■ **Aim of the exercise**
Skip the pictures. Repeat everything else in the records word for word.

══ Provided data

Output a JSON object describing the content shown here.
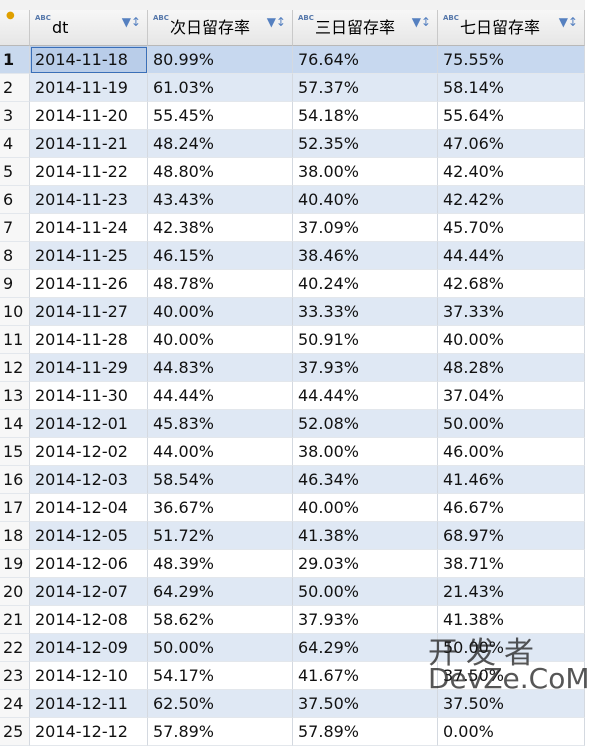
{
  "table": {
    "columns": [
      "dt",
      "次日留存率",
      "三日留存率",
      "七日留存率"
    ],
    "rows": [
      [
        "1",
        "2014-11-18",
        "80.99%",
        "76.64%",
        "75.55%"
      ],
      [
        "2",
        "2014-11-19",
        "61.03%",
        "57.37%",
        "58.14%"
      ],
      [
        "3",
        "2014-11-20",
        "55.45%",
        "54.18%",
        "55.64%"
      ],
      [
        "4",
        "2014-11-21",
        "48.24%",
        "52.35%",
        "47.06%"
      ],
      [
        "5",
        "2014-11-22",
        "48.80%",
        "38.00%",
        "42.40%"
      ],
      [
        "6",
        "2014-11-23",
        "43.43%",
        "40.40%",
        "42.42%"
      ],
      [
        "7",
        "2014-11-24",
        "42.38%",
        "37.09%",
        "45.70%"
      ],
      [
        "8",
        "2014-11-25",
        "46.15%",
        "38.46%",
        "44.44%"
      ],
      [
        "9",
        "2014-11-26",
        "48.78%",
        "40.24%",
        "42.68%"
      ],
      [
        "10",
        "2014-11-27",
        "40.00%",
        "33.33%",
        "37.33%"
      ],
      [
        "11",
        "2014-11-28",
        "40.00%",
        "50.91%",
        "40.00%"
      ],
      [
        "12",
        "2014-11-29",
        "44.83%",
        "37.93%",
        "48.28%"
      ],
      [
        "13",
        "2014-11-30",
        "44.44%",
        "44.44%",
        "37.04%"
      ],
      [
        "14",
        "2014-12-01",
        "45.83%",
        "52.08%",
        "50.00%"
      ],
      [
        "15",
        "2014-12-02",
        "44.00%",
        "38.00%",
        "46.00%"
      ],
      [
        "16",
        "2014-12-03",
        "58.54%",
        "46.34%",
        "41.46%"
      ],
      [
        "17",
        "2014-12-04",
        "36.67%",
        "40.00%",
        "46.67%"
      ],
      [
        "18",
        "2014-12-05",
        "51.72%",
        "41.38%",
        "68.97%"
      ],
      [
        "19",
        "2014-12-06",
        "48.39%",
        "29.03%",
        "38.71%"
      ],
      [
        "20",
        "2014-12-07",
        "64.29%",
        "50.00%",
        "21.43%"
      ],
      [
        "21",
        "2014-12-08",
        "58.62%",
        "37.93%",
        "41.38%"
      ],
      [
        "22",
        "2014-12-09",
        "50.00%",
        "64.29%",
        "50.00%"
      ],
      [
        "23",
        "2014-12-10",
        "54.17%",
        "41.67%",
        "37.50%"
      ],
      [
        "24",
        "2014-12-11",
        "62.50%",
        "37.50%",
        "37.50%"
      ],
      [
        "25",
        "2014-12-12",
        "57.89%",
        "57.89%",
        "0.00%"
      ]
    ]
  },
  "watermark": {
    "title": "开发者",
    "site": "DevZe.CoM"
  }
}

════

■ **The response**
Output a JSON object describing the content shown here.
{
  "table": {
    "columns": [
      "dt",
      "次日留存率",
      "三日留存率",
      "七日留存率"
    ],
    "rows": [
      [
        "1",
        "2014-11-18",
        "80.99%",
        "76.64%",
        "75.55%"
      ],
      [
        "2",
        "2014-11-19",
        "61.03%",
        "57.37%",
        "58.14%"
      ],
      [
        "3",
        "2014-11-20",
        "55.45%",
        "54.18%",
        "55.64%"
      ],
      [
        "4",
        "2014-11-21",
        "48.24%",
        "52.35%",
        "47.06%"
      ],
      [
        "5",
        "2014-11-22",
        "48.80%",
        "38.00%",
        "42.40%"
      ],
      [
        "6",
        "2014-11-23",
        "43.43%",
        "40.40%",
        "42.42%"
      ],
      [
        "7",
        "2014-11-24",
        "42.38%",
        "37.09%",
        "45.70%"
      ],
      [
        "8",
        "2014-11-25",
        "46.15%",
        "38.46%",
        "44.44%"
      ],
      [
        "9",
        "2014-11-26",
        "48.78%",
        "40.24%",
        "42.68%"
      ],
      [
        "10",
        "2014-11-27",
        "40.00%",
        "33.33%",
        "37.33%"
      ],
      [
        "11",
        "2014-11-28",
        "40.00%",
        "50.91%",
        "40.00%"
      ],
      [
        "12",
        "2014-11-29",
        "44.83%",
        "37.93%",
        "48.28%"
      ],
      [
        "13",
        "2014-11-30",
        "44.44%",
        "44.44%",
        "37.04%"
      ],
      [
        "14",
        "2014-12-01",
        "45.83%",
        "52.08%",
        "50.00%"
      ],
      [
        "15",
        "2014-12-02",
        "44.00%",
        "38.00%",
        "46.00%"
      ],
      [
        "16",
        "2014-12-03",
        "58.54%",
        "46.34%",
        "41.46%"
      ],
      [
        "17",
        "2014-12-04",
        "36.67%",
        "40.00%",
        "46.67%"
      ],
      [
        "18",
        "2014-12-05",
        "51.72%",
        "41.38%",
        "68.97%"
      ],
      [
        "19",
        "2014-12-06",
        "48.39%",
        "29.03%",
        "38.71%"
      ],
      [
        "20",
        "2014-12-07",
        "64.29%",
        "50.00%",
        "21.43%"
      ],
      [
        "21",
        "2014-12-08",
        "58.62%",
        "37.93%",
        "41.38%"
      ],
      [
        "22",
        "2014-12-09",
        "50.00%",
        "64.29%",
        "50.00%"
      ],
      [
        "23",
        "2014-12-10",
        "54.17%",
        "41.67%",
        "37.50%"
      ],
      [
        "24",
        "2014-12-11",
        "62.50%",
        "37.50%",
        "37.50%"
      ],
      [
        "25",
        "2014-12-12",
        "57.89%",
        "57.89%",
        "0.00%"
      ]
    ]
  },
  "watermark": {
    "title": "开发者",
    "site": "DevZe.CoM"
  }
}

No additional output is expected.